◆ **Exercise**
From the records, pick out and copy each line containing "только".

◆ **Extracted material**
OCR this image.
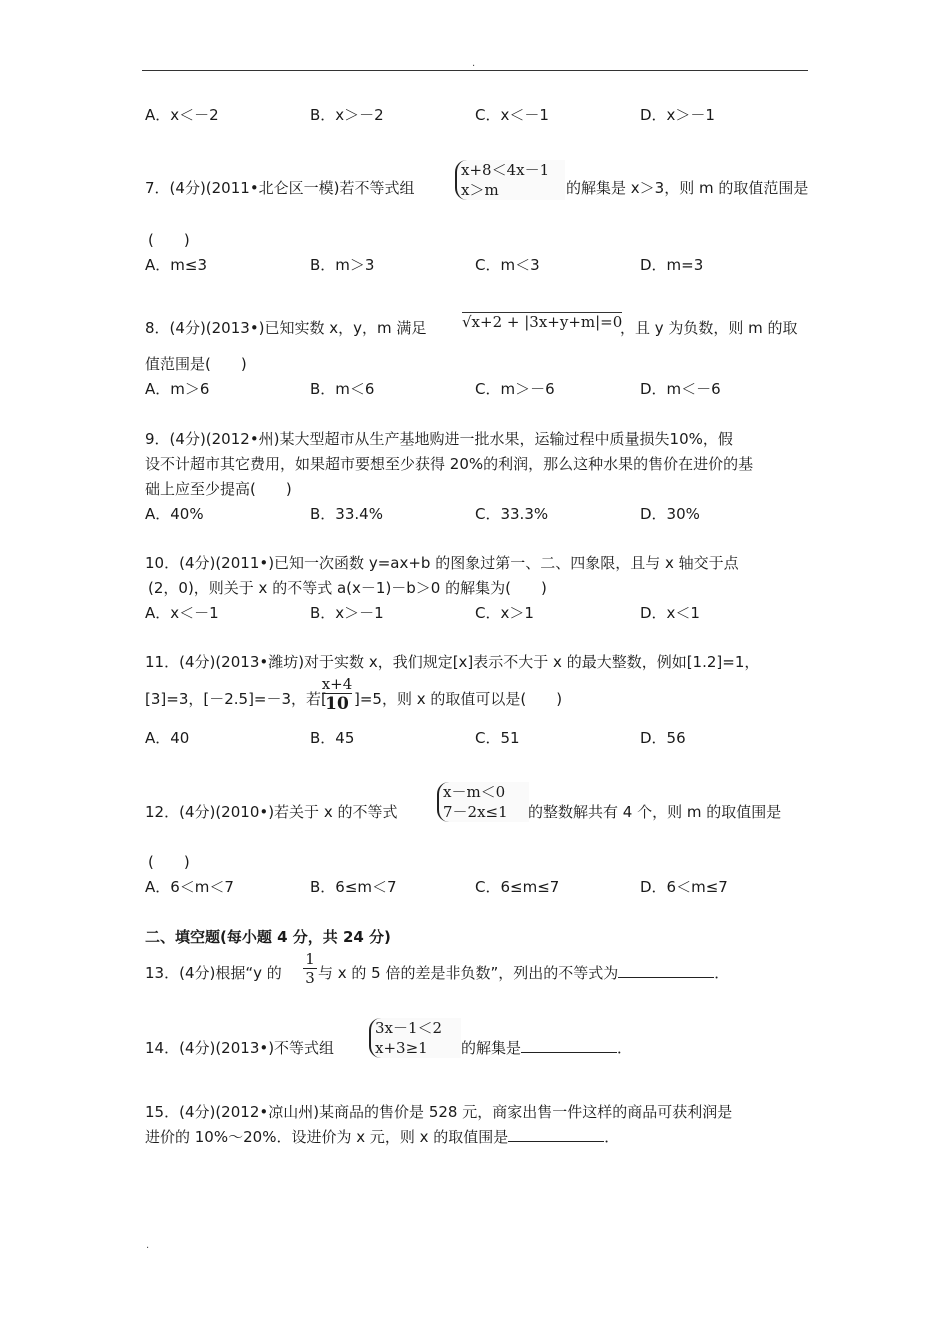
.
A．x＜－2	B．x＞－2	C．x＜－1	D．x＞－1
7．(4分)(2011•北仑区一模)若不等式组
x+8＜4x－1
x＞m	的解集是 x＞3，则 m 的取值范围是
(　　)
A．m≤3	B．m＞3	C．m＜3	D．m=3
8．(4分)(2013•)已知实数 x，y，m 满足 √x+2 + |3x+y+m|=0
，且 y 为负数，则 m 的取
值范围是(　　)
A．m＞6	B．m＜6	C．m＞－6	D．m＜－6
9．(4分)(2012•州)某大型超市从生产基地购进一批水果，运输过程中质量损失10%，假
设不计超市其它费用，如果超市要想至少获得 20%的利润，那么这种水果的售价在进价的基
础上应至少提高(　　)
A．40%	B．33.4%	C．33.3%	D．30%
10．(4分)(2011•)已知一次函数 y=ax+b 的图象过第一、二、四象限，且与 x 轴交于点
(2，0)，则关于 x 的不等式 a(x－1)－b＞0 的解集为(　　)
A．x＜－1	B．x＞－1	C．x＞1	D．x＜1
11．(4分)(2013•潍坊)对于实数 x，我们规定[x]表示不大于 x 的最大整数，例如[1.2]=1，
[3]=3，[－2.5]=－3，若[
x+4
10 ]=5，则 x 的取值可以是(　　)
A．40	B．45	C．51	D．56
12．(4分)(2010•)若关于 x 的不等式
x－m＜0
7－2x≤1	的整数解共有 4 个，则 m 的取值围是
(　　)
A．6＜m＜7	B．6≤m＜7	C．6≤m≤7	D．6＜m≤7
二、填空题(每小题 4 分，共 24 分)
13．(4分)根据“y 的
1
3 与 x 的 5 倍的差是非负数”，列出的不等式为	．
14．(4分)(2013•)不等式组
3x－1＜2
x+3≥1	的解集是	．
15．(4分)(2012•凉山州)某商品的售价是 528 元，商家出售一件这样的商品可获利润是
进价的 10%～20%．设进价为 x 元，则 x 的取值围是	．
.
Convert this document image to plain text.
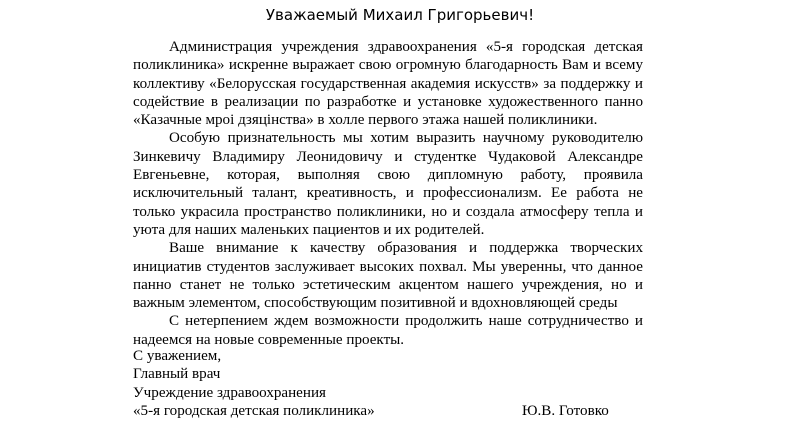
Уважаемый Михаил Григорьевич!

Администрация учреждения здравоохранения «5-я городская детская поликлиника» искренне выражает свою огромную благодарность Вам и всему коллективу «Белорусская государственная академия искусств» за поддержку и содействие в реализации по разработке и установке художественного панно «Казачные мроі дзяцінства» в холле первого этажа нашей поликлиники.

Особую признательность мы хотим выразить научному руководителю Зинкевичу Владимиру Леонидовичу и студентке Чудаковой Александре Евгеньевне, которая, выполняя свою дипломную работу, проявила исключительный талант, креативность, и профессионализм. Ее работа не только украсила пространство поликлиники, но и создала атмосферу тепла и уюта для наших маленьких пациентов и их родителей.

Ваше внимание к качеству образования и поддержка творческих инициатив студентов заслуживает высоких похвал. Мы уверенны, что данное панно станет не только эстетическим акцентом нашего учреждения, но и важным элементом, способствующим позитивной и вдохновляющей среды

С нетерпением ждем возможности продолжить наше сотрудничество и надеемся на новые современные проекты.

С уважением,

Главный врач

Учреждение здравоохранения

«5-я городская детская поликлиника»	Ю.В. Готовко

◆ **Full solution**
Особую признательность мы хотим выразить научному руководителю Зинкевичу Владимиру Леонидовичу и студентке Чудаковой Александре Евгеньевне, которая, выполняя свою дипломную работу, проявила исключительный талант, креативность, и профессионализм. Ее работа не только украсила пространство поликлиники, но и создала атмосферу тепла и уюта для наших маленьких пациентов и их родителей.
Ваше внимание к качеству образования и поддержка творческих инициатив студентов заслуживает высоких похвал. Мы уверенны, что данное панно станет не только эстетическим акцентом нашего учреждения, но и важным элементом, способствующим позитивной и вдохновляющей среды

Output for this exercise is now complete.